_DIRECTION_.
Locate the word "name" in the material, then show every line that holds it.

Figure record extracts:
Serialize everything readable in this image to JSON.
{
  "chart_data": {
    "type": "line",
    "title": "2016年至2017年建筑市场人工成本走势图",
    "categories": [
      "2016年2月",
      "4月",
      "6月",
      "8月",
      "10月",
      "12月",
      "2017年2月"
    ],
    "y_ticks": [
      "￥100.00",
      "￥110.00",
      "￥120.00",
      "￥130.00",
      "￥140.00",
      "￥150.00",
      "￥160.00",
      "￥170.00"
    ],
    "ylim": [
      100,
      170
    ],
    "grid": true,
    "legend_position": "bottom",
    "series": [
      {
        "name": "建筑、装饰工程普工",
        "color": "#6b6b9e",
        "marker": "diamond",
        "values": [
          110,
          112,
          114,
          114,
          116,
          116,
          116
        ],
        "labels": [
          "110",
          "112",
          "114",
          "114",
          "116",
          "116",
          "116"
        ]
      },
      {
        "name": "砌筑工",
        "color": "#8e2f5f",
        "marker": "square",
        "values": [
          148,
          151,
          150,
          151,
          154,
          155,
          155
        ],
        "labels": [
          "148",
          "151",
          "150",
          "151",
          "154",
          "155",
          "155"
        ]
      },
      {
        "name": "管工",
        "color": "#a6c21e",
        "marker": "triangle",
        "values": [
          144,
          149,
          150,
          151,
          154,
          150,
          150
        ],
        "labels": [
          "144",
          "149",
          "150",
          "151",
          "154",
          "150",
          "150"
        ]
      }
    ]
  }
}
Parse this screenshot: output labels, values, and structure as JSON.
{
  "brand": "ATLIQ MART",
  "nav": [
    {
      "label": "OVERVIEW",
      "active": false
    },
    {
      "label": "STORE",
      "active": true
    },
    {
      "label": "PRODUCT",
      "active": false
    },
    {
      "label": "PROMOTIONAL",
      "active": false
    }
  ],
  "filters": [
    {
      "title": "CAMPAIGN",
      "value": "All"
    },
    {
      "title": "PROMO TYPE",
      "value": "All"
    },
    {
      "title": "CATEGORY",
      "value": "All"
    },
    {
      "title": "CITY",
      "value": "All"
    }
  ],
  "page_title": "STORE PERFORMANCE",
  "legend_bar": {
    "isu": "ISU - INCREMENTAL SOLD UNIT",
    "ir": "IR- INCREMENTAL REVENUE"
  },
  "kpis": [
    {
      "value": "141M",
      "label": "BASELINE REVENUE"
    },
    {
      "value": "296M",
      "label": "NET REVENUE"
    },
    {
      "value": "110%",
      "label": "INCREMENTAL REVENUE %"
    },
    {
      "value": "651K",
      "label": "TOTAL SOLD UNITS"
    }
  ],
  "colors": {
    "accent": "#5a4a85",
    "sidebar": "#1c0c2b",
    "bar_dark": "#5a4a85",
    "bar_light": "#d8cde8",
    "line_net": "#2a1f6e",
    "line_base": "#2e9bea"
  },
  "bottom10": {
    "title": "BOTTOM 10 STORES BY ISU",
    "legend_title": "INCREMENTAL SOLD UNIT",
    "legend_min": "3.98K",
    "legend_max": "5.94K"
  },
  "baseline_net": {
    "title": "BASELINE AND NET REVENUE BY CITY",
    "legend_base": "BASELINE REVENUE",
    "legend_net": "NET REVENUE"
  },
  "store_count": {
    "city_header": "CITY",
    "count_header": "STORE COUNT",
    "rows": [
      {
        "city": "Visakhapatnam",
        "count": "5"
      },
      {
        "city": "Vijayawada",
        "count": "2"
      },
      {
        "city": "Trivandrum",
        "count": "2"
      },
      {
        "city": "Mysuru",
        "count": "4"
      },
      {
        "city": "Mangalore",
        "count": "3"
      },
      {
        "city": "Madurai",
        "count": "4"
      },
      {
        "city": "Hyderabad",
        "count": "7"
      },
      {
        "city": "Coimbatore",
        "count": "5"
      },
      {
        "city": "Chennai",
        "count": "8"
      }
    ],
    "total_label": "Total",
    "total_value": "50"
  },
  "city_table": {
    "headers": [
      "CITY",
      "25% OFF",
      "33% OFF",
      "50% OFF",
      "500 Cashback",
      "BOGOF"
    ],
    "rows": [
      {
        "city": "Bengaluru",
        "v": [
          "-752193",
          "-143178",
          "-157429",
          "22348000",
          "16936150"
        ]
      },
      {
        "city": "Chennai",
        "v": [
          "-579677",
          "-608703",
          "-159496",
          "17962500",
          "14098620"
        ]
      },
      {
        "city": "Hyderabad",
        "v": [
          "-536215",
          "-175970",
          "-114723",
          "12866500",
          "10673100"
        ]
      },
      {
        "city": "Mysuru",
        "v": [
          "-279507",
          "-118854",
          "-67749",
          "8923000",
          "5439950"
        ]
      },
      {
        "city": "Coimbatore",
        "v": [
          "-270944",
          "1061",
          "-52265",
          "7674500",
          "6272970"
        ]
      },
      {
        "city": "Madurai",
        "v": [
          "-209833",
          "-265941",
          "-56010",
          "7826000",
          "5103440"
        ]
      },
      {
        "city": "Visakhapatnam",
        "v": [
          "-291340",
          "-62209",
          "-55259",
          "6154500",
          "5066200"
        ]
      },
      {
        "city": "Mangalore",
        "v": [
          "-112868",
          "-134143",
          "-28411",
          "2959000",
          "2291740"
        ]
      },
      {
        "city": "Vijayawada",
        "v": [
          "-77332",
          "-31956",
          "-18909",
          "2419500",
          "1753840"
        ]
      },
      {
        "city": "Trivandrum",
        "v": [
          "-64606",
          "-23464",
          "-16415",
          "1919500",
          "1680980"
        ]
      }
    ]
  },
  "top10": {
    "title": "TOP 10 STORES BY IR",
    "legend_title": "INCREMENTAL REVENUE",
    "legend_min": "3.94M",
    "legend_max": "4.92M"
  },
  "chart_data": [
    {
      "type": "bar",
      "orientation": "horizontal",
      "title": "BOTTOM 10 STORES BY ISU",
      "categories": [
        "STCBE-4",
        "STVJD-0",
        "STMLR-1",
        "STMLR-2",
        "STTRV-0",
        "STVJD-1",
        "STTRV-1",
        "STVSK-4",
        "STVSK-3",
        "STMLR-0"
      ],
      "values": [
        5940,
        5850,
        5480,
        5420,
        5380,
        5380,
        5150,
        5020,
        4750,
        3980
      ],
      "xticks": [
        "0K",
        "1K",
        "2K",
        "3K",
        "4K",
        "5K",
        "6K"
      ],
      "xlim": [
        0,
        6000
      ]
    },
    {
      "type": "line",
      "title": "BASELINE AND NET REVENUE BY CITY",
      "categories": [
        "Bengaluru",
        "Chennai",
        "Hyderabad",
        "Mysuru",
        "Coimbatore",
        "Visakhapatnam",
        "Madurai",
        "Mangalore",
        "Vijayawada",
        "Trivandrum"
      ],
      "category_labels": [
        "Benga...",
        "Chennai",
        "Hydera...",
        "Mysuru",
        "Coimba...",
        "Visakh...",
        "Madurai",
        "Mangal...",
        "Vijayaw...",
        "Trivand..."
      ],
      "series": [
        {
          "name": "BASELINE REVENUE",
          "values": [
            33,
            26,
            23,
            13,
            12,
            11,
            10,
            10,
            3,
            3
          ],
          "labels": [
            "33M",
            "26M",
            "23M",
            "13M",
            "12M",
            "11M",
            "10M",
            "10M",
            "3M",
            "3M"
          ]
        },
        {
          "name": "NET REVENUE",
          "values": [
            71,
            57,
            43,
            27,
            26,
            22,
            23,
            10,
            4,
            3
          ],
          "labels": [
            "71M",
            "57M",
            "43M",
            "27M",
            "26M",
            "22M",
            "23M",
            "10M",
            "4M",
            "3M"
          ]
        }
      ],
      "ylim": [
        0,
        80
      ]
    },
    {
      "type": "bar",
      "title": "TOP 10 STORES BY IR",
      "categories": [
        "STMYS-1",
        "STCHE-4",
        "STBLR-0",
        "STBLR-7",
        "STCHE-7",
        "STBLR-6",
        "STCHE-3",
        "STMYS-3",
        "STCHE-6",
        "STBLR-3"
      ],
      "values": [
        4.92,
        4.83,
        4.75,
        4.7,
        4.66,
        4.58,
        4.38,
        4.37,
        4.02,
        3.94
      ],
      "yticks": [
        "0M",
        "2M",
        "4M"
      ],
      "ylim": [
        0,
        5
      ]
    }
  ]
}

_WRITTEN ANSWER_.
        "name": "建筑、装饰工程普工",
        "name": "砌筑工",
        "name": "管工",
          "name": "BASELINE REVENUE",
          "name": "NET REVENUE",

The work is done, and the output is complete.